List all lines of the data that include the string "einer".

Records excerpted from a collection
══════

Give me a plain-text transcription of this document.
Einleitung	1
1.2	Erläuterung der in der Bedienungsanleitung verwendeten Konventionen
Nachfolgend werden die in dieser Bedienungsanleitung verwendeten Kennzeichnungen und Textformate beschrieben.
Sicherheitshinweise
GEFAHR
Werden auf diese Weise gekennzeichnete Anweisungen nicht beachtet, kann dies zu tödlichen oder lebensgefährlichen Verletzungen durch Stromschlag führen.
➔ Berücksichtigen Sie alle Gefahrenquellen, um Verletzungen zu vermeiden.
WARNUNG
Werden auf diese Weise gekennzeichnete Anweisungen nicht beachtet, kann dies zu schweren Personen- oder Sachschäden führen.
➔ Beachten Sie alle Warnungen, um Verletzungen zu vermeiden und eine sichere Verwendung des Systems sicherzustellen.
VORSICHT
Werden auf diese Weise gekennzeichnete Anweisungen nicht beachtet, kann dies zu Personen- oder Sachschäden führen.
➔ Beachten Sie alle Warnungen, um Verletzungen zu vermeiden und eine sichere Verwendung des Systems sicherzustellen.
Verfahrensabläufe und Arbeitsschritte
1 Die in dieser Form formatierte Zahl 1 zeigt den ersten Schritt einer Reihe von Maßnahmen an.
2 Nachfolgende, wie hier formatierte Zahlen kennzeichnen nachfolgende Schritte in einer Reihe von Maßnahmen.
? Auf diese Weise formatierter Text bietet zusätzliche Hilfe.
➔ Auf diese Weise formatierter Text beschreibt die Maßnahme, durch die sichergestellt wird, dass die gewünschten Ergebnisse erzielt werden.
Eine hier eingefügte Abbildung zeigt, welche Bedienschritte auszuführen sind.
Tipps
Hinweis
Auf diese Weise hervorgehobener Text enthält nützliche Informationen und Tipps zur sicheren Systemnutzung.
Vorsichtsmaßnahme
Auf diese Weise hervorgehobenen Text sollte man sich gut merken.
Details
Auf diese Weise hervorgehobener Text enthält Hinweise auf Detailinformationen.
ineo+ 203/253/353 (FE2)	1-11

══════

# Written solution
1 Die in dieser Form formatierte Zahl 1 zeigt den ersten Schritt einer Reihe von Maßnahmen an.
2 Nachfolgende, wie hier formatierte Zahlen kennzeichnen nachfolgende Schritte in einer Reihe von Maßnahmen.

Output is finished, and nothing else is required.